### What is needed:
Return each entry exactly, omitting nothing.

----- Supplied information

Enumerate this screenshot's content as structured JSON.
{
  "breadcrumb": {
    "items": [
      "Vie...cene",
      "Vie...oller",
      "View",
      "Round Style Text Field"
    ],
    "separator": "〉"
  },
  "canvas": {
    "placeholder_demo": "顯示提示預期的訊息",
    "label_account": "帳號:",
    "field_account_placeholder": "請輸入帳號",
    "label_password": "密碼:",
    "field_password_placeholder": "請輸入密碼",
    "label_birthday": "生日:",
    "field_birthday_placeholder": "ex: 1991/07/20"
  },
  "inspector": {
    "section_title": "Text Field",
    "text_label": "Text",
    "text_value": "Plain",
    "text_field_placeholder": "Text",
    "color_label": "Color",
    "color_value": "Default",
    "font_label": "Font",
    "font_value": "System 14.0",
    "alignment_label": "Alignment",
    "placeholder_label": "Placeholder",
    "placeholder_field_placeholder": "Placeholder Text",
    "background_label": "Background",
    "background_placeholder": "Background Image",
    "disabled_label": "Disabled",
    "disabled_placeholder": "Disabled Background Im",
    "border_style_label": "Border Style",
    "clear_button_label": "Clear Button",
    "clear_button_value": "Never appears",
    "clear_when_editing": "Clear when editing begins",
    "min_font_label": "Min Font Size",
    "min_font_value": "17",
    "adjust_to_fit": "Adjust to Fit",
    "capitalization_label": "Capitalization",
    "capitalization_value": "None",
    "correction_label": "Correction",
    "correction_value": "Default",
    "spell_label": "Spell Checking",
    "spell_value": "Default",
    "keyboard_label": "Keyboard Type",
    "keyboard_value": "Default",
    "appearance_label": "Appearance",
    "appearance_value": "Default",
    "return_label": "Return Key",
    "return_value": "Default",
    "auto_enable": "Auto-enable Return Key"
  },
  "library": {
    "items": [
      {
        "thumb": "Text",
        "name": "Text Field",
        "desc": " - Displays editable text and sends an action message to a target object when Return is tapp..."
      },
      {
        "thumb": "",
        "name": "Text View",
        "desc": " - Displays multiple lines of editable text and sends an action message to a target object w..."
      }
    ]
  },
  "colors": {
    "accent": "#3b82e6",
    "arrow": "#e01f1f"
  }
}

----------

### Response to this exercise:
Enumerate this screenshot's content as structured JSON.
{
  "breadcrumb": {
    "items": [
      "Vie...cene",
      "Vie...oller",
      "View",
      "Round Style Text Field"
    ],
    "separator": "〉"
  },
  "canvas": {
    "placeholder_demo": "顯示提示預期的訊息",
    "label_account": "帳號:",
    "field_account_placeholder": "請輸入帳號",
    "label_password": "密碼:",
    "field_password_placeholder": "請輸入密碼",
    "label_birthday": "生日:",
    "field_birthday_placeholder": "ex: 1991/07/20"
  },
  "inspector": {
    "section_title": "Text Field",
    "text_label": "Text",
    "text_value": "Plain",
    "text_field_placeholder": "Text",
    "color_label": "Color",
    "color_value": "Default",
    "font_label": "Font",
    "font_value": "System 14.0",
    "alignment_label": "Alignment",
    "placeholder_label": "Placeholder",
    "placeholder_field_placeholder": "Placeholder Text",
    "background_label": "Background",
    "background_placeholder": "Background Image",
    "disabled_label": "Disabled",
    "disabled_placeholder": "Disabled Background Im",
    "border_style_label": "Border Style",
    "clear_button_label": "Clear Button",
    "clear_button_value": "Never appears",
    "clear_when_editing": "Clear when editing begins",
    "min_font_label": "Min Font Size",
    "min_font_value": "17",
    "adjust_to_fit": "Adjust to Fit",
    "capitalization_label": "Capitalization",
    "capitalization_value": "None",
    "correction_label": "Correction",
    "correction_value": "Default",
    "spell_label": "Spell Checking",
    "spell_value": "Default",
    "keyboard_label": "Keyboard Type",
    "keyboard_value": "Default",
    "appearance_label": "Appearance",
    "appearance_value": "Default",
    "return_label": "Return Key",
    "return_value": "Default",
    "auto_enable": "Auto-enable Return Key"
  },
  "library": {
    "items": [
      {
        "thumb": "Text",
        "name": "Text Field",
        "desc": " - Displays editable text and sends an action message to a target object when Return is tapp..."
      },
      {
        "thumb": "",
        "name": "Text View",
        "desc": " - Displays multiple lines of editable text and sends an action message to a target object w..."
      }
    ]
  },
  "colors": {
    "accent": "#3b82e6",
    "arrow": "#e01f1f"
  }
}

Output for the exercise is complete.